INSTRUCTION
Return every one of the following records word for word, keeping each line exactly as it is.

STORED ROWS
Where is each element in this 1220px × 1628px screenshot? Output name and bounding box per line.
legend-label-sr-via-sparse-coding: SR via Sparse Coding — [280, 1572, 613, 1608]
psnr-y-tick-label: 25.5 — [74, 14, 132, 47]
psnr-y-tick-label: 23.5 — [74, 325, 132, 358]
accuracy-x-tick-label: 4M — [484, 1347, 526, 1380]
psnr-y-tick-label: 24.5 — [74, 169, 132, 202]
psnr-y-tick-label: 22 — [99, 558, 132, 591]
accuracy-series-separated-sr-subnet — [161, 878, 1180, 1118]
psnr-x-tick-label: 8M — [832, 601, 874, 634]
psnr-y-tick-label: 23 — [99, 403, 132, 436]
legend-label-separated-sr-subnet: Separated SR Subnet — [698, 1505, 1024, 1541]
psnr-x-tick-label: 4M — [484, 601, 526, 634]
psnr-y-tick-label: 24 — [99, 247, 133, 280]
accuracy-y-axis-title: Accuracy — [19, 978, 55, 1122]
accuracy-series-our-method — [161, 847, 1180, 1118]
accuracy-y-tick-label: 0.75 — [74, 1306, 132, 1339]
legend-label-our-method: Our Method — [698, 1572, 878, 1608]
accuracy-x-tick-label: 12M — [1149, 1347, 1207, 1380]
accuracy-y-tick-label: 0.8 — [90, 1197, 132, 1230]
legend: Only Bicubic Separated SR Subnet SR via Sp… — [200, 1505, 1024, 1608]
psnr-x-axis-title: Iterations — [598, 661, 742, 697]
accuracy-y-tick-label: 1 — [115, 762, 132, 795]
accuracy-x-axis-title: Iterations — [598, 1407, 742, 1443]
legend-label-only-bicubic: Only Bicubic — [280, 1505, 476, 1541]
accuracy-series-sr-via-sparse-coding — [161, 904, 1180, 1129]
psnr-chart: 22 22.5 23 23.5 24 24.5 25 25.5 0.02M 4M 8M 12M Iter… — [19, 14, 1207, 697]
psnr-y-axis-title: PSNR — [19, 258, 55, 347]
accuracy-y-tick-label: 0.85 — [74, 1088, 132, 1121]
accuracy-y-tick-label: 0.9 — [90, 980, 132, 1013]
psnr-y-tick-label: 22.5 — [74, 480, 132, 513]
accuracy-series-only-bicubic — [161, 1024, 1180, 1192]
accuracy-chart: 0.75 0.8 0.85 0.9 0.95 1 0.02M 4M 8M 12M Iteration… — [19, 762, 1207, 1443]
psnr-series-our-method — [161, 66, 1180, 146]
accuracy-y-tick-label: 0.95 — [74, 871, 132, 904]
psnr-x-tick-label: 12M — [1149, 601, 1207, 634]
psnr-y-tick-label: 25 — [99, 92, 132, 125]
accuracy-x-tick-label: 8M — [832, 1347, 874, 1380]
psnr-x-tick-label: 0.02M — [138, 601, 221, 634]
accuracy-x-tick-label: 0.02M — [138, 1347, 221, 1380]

CORRECT OUTPUT
Where is each element in this 1220px × 1628px screenshot? Output name and bounding box per line.
legend-label-sr-via-sparse-coding: SR via Sparse Coding — [280, 1572, 613, 1608]
psnr-y-tick-label: 25.5 — [74, 14, 132, 47]
psnr-y-tick-label: 23.5 — [74, 325, 132, 358]
accuracy-x-tick-label: 4M — [484, 1347, 526, 1380]
psnr-y-tick-label: 24.5 — [74, 169, 132, 202]
psnr-y-tick-label: 22 — [99, 558, 132, 591]
accuracy-series-separated-sr-subnet — [161, 878, 1180, 1118]
psnr-x-tick-label: 8M — [832, 601, 874, 634]
psnr-y-tick-label: 23 — [99, 403, 132, 436]
legend-label-separated-sr-subnet: Separated SR Subnet — [698, 1505, 1024, 1541]
psnr-x-tick-label: 4M — [484, 601, 526, 634]
psnr-y-tick-label: 24 — [99, 247, 133, 280]
accuracy-y-axis-title: Accuracy — [19, 978, 55, 1122]
accuracy-series-our-method — [161, 847, 1180, 1118]
accuracy-y-tick-label: 0.75 — [74, 1306, 132, 1339]
legend-label-our-method: Our Method — [698, 1572, 878, 1608]
accuracy-x-tick-label: 12M — [1149, 1347, 1207, 1380]
accuracy-y-tick-label: 0.8 — [90, 1197, 132, 1230]
legend: Only Bicubic Separated SR Subnet SR via Sp… — [200, 1505, 1024, 1608]
psnr-x-axis-title: Iterations — [598, 661, 742, 697]
accuracy-y-tick-label: 1 — [115, 762, 132, 795]
accuracy-x-axis-title: Iterations — [598, 1407, 742, 1443]
legend-label-only-bicubic: Only Bicubic — [280, 1505, 476, 1541]
accuracy-series-sr-via-sparse-coding — [161, 904, 1180, 1129]
psnr-chart: 22 22.5 23 23.5 24 24.5 25 25.5 0.02M 4M 8M 12M Iter… — [19, 14, 1207, 697]
psnr-y-axis-title: PSNR — [19, 258, 55, 347]
accuracy-y-tick-label: 0.85 — [74, 1088, 132, 1121]
accuracy-y-tick-label: 0.9 — [90, 980, 132, 1013]
psnr-y-tick-label: 22.5 — [74, 480, 132, 513]
accuracy-series-only-bicubic — [161, 1024, 1180, 1192]
accuracy-chart: 0.75 0.8 0.85 0.9 0.95 1 0.02M 4M 8M 12M Iteration… — [19, 762, 1207, 1443]
psnr-series-our-method — [161, 66, 1180, 146]
accuracy-y-tick-label: 0.95 — [74, 871, 132, 904]
psnr-x-tick-label: 12M — [1149, 601, 1207, 634]
psnr-y-tick-label: 25 — [99, 92, 132, 125]
accuracy-x-tick-label: 8M — [832, 1347, 874, 1380]
psnr-x-tick-label: 0.02M — [138, 601, 221, 634]
accuracy-x-tick-label: 0.02M — [138, 1347, 221, 1380]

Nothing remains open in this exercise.